■ Set exercise:
Copy the lines below as they are; omit the images they contain.

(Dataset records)
>> START

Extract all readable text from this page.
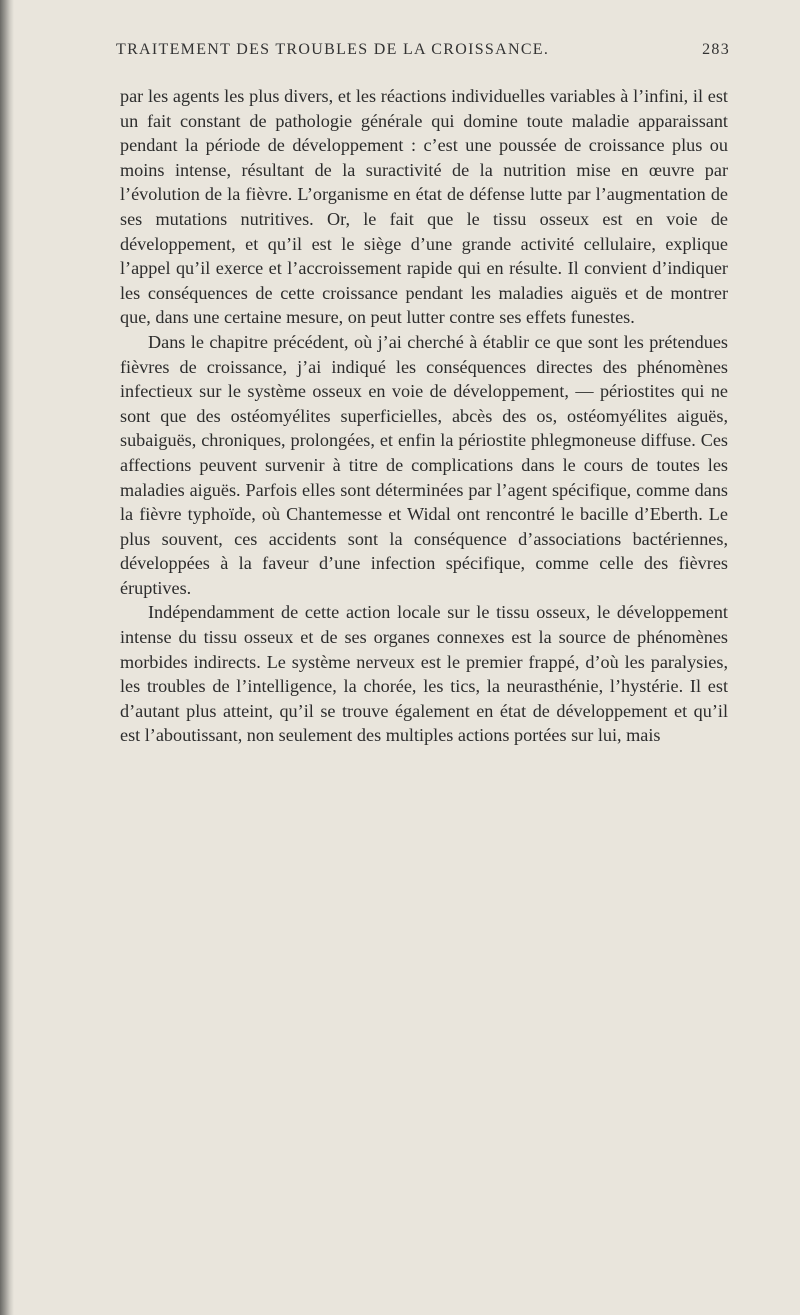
TRAITEMENT DES TROUBLES DE LA CROISSANCE.	283

par les agents les plus divers, et les réactions individuelles variables à l’infini, il est un fait constant de pathologie générale qui domine toute maladie apparaissant pendant la période de développement : c’est une poussée de croissance plus ou moins intense, résultant de la suractivité de la nutrition mise en œuvre par l’évolution de la fièvre. L’organisme en état de défense lutte par l’augmentation de ses mutations nutritives. Or, le fait que le tissu osseux est en voie de développement, et qu’il est le siège d’une grande activité cellulaire, explique l’appel qu’il exerce et l’accroissement rapide qui en résulte. Il convient d’indiquer les conséquences de cette croissance pendant les maladies aiguës et de montrer que, dans une certaine mesure, on peut lutter contre ses effets funestes.

Dans le chapitre précédent, où j’ai cherché à établir ce que sont les prétendues fièvres de croissance, j’ai indiqué les conséquences directes des phénomènes infectieux sur le système osseux en voie de développement, — périostites qui ne sont que des ostéomyélites superficielles, abcès des os, ostéomyélites aiguës, subaiguës, chroniques, prolongées, et enfin la périostite phlegmoneuse diffuse. Ces affections peuvent survenir à titre de complications dans le cours de toutes les maladies aiguës. Parfois elles sont déterminées par l’agent spécifique, comme dans la fièvre typhoïde, où Chantemesse et Widal ont rencontré le bacille d’Eberth. Le plus souvent, ces accidents sont la conséquence d’associations bactériennes, développées à la faveur d’une infection spécifique, comme celle des fièvres éruptives.

Indépendamment de cette action locale sur le tissu osseux, le développement intense du tissu osseux et de ses organes connexes est la source de phénomènes morbides indirects. Le système nerveux est le premier frappé, d’où les paralysies, les troubles de l’intelligence, la chorée, les tics, la neurasthénie, l’hystérie. Il est d’autant plus atteint, qu’il se trouve également en état de développement et qu’il est l’aboutissant, non seulement des multiples actions portées sur lui, mais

>> END

■ Written solution:
Extract all readable text from this page.
TRAITEMENT DES TROUBLES DE LA CROISSANCE.	283

par les agents les plus divers, et les réactions individuelles variables à l’infini, il est un fait constant de pathologie générale qui domine toute maladie apparaissant pendant la période de développement : c’est une poussée de croissance plus ou moins intense, résultant de la suractivité de la nutrition mise en œuvre par l’évolution de la fièvre. L’organisme en état de défense lutte par l’augmentation de ses mutations nutritives. Or, le fait que le tissu osseux est en voie de développement, et qu’il est le siège d’une grande activité cellulaire, explique l’appel qu’il exerce et l’accroissement rapide qui en résulte. Il convient d’indiquer les conséquences de cette croissance pendant les maladies aiguës et de montrer que, dans une certaine mesure, on peut lutter contre ses effets funestes.

Dans le chapitre précédent, où j’ai cherché à établir ce que sont les prétendues fièvres de croissance, j’ai indiqué les conséquences directes des phénomènes infectieux sur le système osseux en voie de développement, — périostites qui ne sont que des ostéomyélites superficielles, abcès des os, ostéomyélites aiguës, subaiguës, chroniques, prolongées, et enfin la périostite phlegmoneuse diffuse. Ces affections peuvent survenir à titre de complications dans le cours de toutes les maladies aiguës. Parfois elles sont déterminées par l’agent spécifique, comme dans la fièvre typhoïde, où Chantemesse et Widal ont rencontré le bacille d’Eberth. Le plus souvent, ces accidents sont la conséquence d’associations bactériennes, développées à la faveur d’une infection spécifique, comme celle des fièvres éruptives.

Indépendamment de cette action locale sur le tissu osseux, le développement intense du tissu osseux et de ses organes connexes est la source de phénomènes morbides indirects. Le système nerveux est le premier frappé, d’où les paralysies, les troubles de l’intelligence, la chorée, les tics, la neurasthénie, l’hystérie. Il est d’autant plus atteint, qu’il se trouve également en état de développement et qu’il est l’aboutissant, non seulement des multiples actions portées sur lui, mais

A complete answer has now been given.